> [MATERIALS PROVIDED]:
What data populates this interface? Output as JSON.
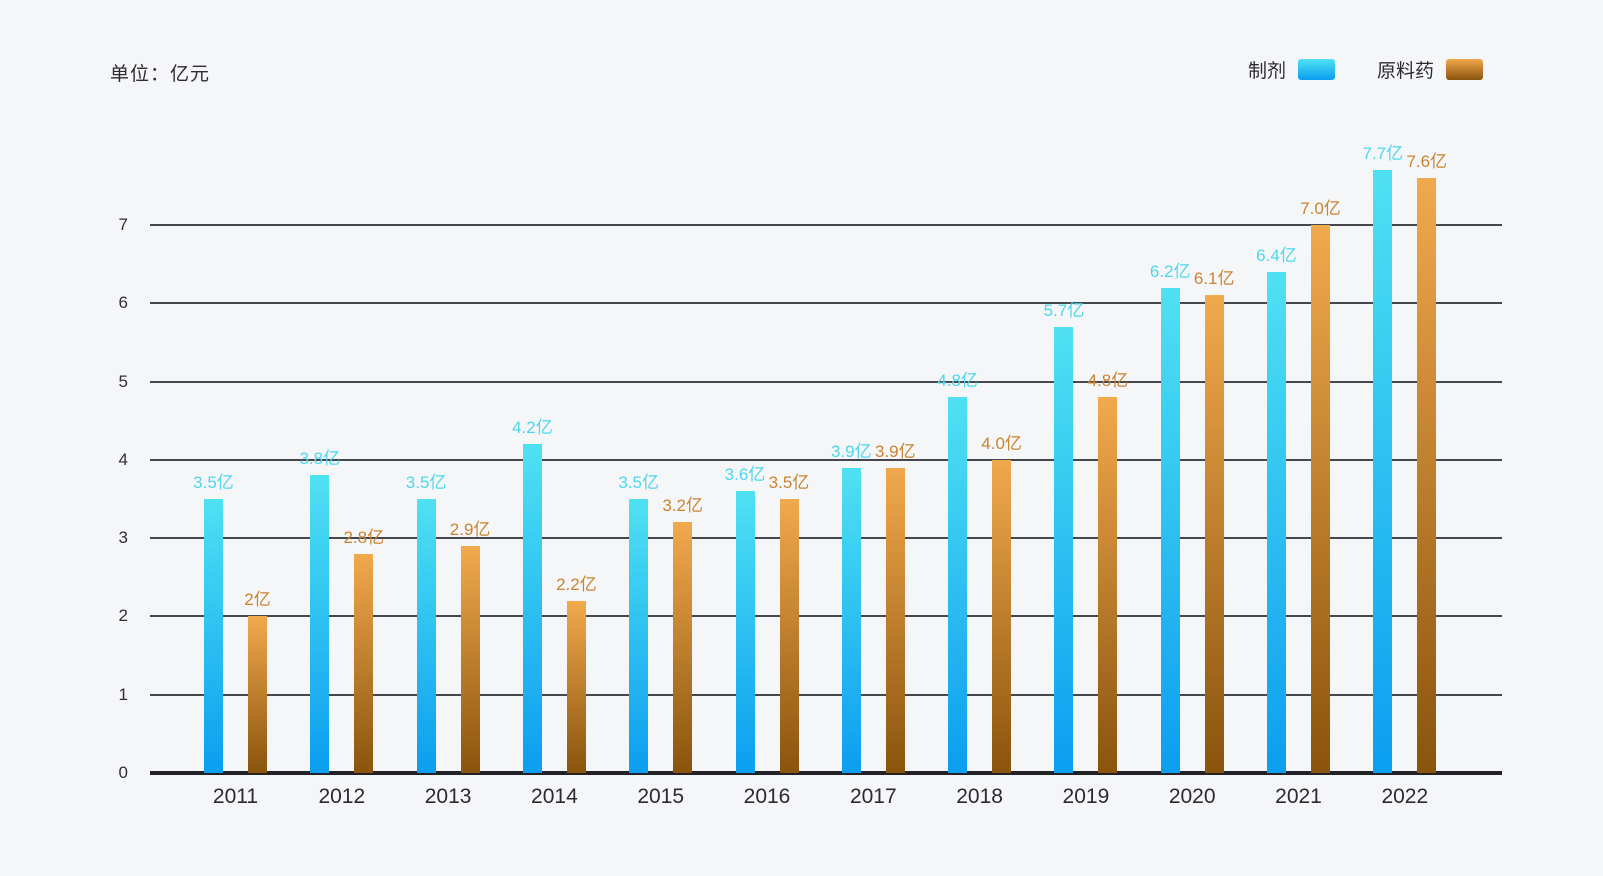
{
  "header": {
    "unit_label": "单位：亿元"
  },
  "legend": {
    "items": [
      {
        "label": "制剂"
      },
      {
        "label": "原料药"
      }
    ]
  },
  "chart_data": {
    "type": "bar",
    "title": "",
    "unit": "亿元",
    "categories": [
      "2011",
      "2012",
      "2013",
      "2014",
      "2015",
      "2016",
      "2017",
      "2018",
      "2019",
      "2020",
      "2021",
      "2022"
    ],
    "series": [
      {
        "name": "制剂",
        "values": [
          3.5,
          3.8,
          3.5,
          4.2,
          3.5,
          3.6,
          3.9,
          4.8,
          5.7,
          6.2,
          6.4,
          7.7
        ],
        "labels": [
          "3.5亿",
          "3.8亿",
          "3.5亿",
          "4.2亿",
          "3.5亿",
          "3.6亿",
          "3.9亿",
          "4.8亿",
          "5.7亿",
          "6.2亿",
          "6.4亿",
          "7.7亿"
        ],
        "color_top": "#4fe1f2",
        "color_bottom": "#0c9ef0",
        "label_color": "#4cd7ee"
      },
      {
        "name": "原料药",
        "values": [
          2,
          2.8,
          2.9,
          2.2,
          3.2,
          3.5,
          3.9,
          4.0,
          4.8,
          6.1,
          7.0,
          7.6
        ],
        "labels": [
          "2亿",
          "2.8亿",
          "2.9亿",
          "2.2亿",
          "3.2亿",
          "3.5亿",
          "3.9亿",
          "4.0亿",
          "4.8亿",
          "6.1亿",
          "7.0亿",
          "7.6亿"
        ],
        "color_top": "#f2a94d",
        "color_bottom": "#8a540d",
        "label_color": "#cb8331"
      }
    ],
    "y_ticks": [
      0,
      1,
      2,
      3,
      4,
      5,
      6,
      7
    ],
    "ylim": [
      0,
      7.8
    ],
    "grid": true,
    "grid_color": "#46464e",
    "axis_color": "#222226",
    "legend_position": "top-right",
    "background_color": "#f5f6f8"
  }
}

> [REQUEST]: Reproduce every entry word for word, but omit the pictures.

> [SOLUTION]:
What data populates this interface? Output as JSON.
{
  "header": {
    "unit_label": "单位：亿元"
  },
  "legend": {
    "items": [
      {
        "label": "制剂"
      },
      {
        "label": "原料药"
      }
    ]
  },
  "chart_data": {
    "type": "bar",
    "title": "",
    "unit": "亿元",
    "categories": [
      "2011",
      "2012",
      "2013",
      "2014",
      "2015",
      "2016",
      "2017",
      "2018",
      "2019",
      "2020",
      "2021",
      "2022"
    ],
    "series": [
      {
        "name": "制剂",
        "values": [
          3.5,
          3.8,
          3.5,
          4.2,
          3.5,
          3.6,
          3.9,
          4.8,
          5.7,
          6.2,
          6.4,
          7.7
        ],
        "labels": [
          "3.5亿",
          "3.8亿",
          "3.5亿",
          "4.2亿",
          "3.5亿",
          "3.6亿",
          "3.9亿",
          "4.8亿",
          "5.7亿",
          "6.2亿",
          "6.4亿",
          "7.7亿"
        ],
        "color_top": "#4fe1f2",
        "color_bottom": "#0c9ef0",
        "label_color": "#4cd7ee"
      },
      {
        "name": "原料药",
        "values": [
          2,
          2.8,
          2.9,
          2.2,
          3.2,
          3.5,
          3.9,
          4.0,
          4.8,
          6.1,
          7.0,
          7.6
        ],
        "labels": [
          "2亿",
          "2.8亿",
          "2.9亿",
          "2.2亿",
          "3.2亿",
          "3.5亿",
          "3.9亿",
          "4.0亿",
          "4.8亿",
          "6.1亿",
          "7.0亿",
          "7.6亿"
        ],
        "color_top": "#f2a94d",
        "color_bottom": "#8a540d",
        "label_color": "#cb8331"
      }
    ],
    "y_ticks": [
      0,
      1,
      2,
      3,
      4,
      5,
      6,
      7
    ],
    "ylim": [
      0,
      7.8
    ],
    "grid": true,
    "grid_color": "#46464e",
    "axis_color": "#222226",
    "legend_position": "top-right",
    "background_color": "#f5f6f8"
  }
}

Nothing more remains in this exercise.